PROBLEM REQUIREMENTS:
Exactly reproduce all the records, keeping pictures out of the copy.

## BEGIN

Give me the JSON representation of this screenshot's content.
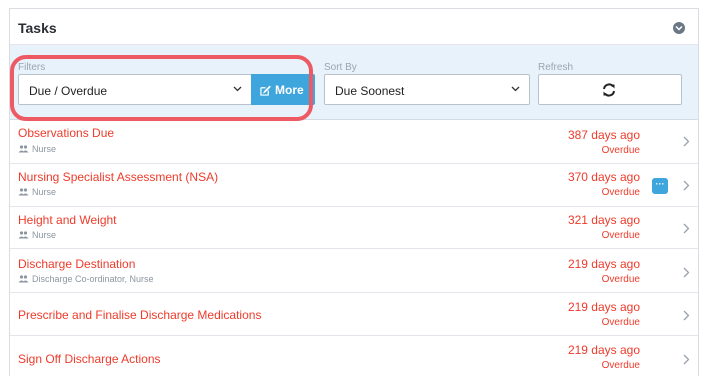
{
  "header": {
    "title": "Tasks"
  },
  "filters": {
    "filters_label": "Filters",
    "filter_value": "Due / Overdue",
    "more_label": "More",
    "sort_label": "Sort By",
    "sort_value": "Due Soonest",
    "refresh_label": "Refresh"
  },
  "tasks": [
    {
      "name": "Observations Due",
      "role": "Nurse",
      "ago": "387 days ago",
      "status": "Overdue"
    },
    {
      "name": "Nursing Specialist Assessment (NSA)",
      "role": "Nurse",
      "ago": "370 days ago",
      "status": "Overdue",
      "menu": "···"
    },
    {
      "name": "Height and Weight",
      "role": "Nurse",
      "ago": "321 days ago",
      "status": "Overdue"
    },
    {
      "name": "Discharge Destination",
      "role": "Discharge Co-ordinator, Nurse",
      "ago": "219 days ago",
      "status": "Overdue"
    },
    {
      "name": "Prescribe and Finalise Discharge Medications",
      "ago": "219 days ago",
      "status": "Overdue"
    },
    {
      "name": "Sign Off Discharge Actions",
      "ago": "219 days ago",
      "status": "Overdue"
    }
  ],
  "colors": {
    "overdue": "#ee3b2b",
    "accent": "#3fa6dd",
    "highlight": "#ee5a64",
    "filter_bg": "#e7f2fb"
  },
  "icons": [
    "chevron-down-circle-icon",
    "edit-icon",
    "refresh-icon",
    "people-icon",
    "chevron-right-icon"
  ]
}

## END

WRITTEN ANSWER:
Give me the JSON representation of this screenshot's content.
{
  "header": {
    "title": "Tasks"
  },
  "filters": {
    "filters_label": "Filters",
    "filter_value": "Due / Overdue",
    "more_label": "More",
    "sort_label": "Sort By",
    "sort_value": "Due Soonest",
    "refresh_label": "Refresh"
  },
  "tasks": [
    {
      "name": "Observations Due",
      "role": "Nurse",
      "ago": "387 days ago",
      "status": "Overdue"
    },
    {
      "name": "Nursing Specialist Assessment (NSA)",
      "role": "Nurse",
      "ago": "370 days ago",
      "status": "Overdue",
      "menu": "···"
    },
    {
      "name": "Height and Weight",
      "role": "Nurse",
      "ago": "321 days ago",
      "status": "Overdue"
    },
    {
      "name": "Discharge Destination",
      "role": "Discharge Co-ordinator, Nurse",
      "ago": "219 days ago",
      "status": "Overdue"
    },
    {
      "name": "Prescribe and Finalise Discharge Medications",
      "ago": "219 days ago",
      "status": "Overdue"
    },
    {
      "name": "Sign Off Discharge Actions",
      "ago": "219 days ago",
      "status": "Overdue"
    }
  ],
  "colors": {
    "overdue": "#ee3b2b",
    "accent": "#3fa6dd",
    "highlight": "#ee5a64",
    "filter_bg": "#e7f2fb"
  },
  "icons": [
    "chevron-down-circle-icon",
    "edit-icon",
    "refresh-icon",
    "people-icon",
    "chevron-right-icon"
  ]
}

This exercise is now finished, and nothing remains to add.